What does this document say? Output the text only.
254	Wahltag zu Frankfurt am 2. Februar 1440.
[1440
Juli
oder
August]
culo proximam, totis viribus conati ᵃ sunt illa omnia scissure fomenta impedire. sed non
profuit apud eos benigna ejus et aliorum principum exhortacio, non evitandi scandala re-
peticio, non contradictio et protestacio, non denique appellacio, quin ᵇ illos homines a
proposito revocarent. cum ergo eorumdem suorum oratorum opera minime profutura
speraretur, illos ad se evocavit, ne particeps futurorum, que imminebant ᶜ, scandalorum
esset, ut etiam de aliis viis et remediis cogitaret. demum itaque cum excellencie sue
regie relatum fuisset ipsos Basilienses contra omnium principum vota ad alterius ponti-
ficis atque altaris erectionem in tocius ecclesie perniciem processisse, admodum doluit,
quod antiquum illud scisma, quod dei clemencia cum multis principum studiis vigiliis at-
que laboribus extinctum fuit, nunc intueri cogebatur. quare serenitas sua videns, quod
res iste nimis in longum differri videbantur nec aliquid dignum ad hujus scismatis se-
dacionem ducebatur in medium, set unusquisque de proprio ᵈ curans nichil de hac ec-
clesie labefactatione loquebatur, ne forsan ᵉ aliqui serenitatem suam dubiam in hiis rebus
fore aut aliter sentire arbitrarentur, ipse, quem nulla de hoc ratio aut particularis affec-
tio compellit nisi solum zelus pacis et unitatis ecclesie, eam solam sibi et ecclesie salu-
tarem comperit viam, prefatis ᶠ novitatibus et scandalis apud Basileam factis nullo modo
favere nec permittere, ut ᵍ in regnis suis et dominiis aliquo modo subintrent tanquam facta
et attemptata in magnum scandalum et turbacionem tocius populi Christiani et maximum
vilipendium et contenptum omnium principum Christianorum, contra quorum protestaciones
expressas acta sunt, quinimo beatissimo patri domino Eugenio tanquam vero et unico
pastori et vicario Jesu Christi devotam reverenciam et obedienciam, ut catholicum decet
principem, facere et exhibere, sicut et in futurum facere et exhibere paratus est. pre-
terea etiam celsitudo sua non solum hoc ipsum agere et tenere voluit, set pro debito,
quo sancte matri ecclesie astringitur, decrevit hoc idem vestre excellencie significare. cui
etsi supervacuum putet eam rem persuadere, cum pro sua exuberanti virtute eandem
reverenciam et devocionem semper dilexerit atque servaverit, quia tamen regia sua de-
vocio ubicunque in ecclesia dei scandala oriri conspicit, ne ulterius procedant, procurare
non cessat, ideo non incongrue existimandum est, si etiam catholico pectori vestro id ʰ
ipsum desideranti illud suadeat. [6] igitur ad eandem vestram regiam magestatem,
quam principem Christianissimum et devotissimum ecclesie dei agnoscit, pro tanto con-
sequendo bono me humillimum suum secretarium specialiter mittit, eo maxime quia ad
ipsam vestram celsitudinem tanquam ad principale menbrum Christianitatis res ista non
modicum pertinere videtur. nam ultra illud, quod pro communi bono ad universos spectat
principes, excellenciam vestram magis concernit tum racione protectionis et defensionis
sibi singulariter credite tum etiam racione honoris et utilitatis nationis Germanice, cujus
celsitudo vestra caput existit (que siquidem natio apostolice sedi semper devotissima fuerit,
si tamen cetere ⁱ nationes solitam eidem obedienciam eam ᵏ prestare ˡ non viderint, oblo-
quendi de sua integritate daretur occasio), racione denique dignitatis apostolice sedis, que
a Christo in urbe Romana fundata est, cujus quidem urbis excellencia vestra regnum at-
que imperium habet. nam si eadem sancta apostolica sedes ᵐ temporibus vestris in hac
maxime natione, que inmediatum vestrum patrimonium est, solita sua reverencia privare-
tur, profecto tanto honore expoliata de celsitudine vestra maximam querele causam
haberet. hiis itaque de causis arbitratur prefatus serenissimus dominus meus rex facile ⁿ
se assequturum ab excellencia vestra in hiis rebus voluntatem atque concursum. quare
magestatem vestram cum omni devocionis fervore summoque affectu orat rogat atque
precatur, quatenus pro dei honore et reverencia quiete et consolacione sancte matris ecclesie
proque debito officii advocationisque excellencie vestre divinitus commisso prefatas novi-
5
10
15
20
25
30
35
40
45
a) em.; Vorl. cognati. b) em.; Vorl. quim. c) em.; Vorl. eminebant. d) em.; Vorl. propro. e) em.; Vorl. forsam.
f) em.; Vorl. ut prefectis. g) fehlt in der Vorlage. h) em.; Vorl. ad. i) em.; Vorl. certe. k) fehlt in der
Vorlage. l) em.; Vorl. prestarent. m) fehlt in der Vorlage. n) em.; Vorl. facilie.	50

**What is needed**
Extract every line from the records above that contains the word "bono".

**Output of the exercise**
sequendo bono me humillimum suum secretarium specialiter mittit, eo maxime quia ad
modicum pertinere videtur. nam ultra illud, quod pro communi bono ad universos spectat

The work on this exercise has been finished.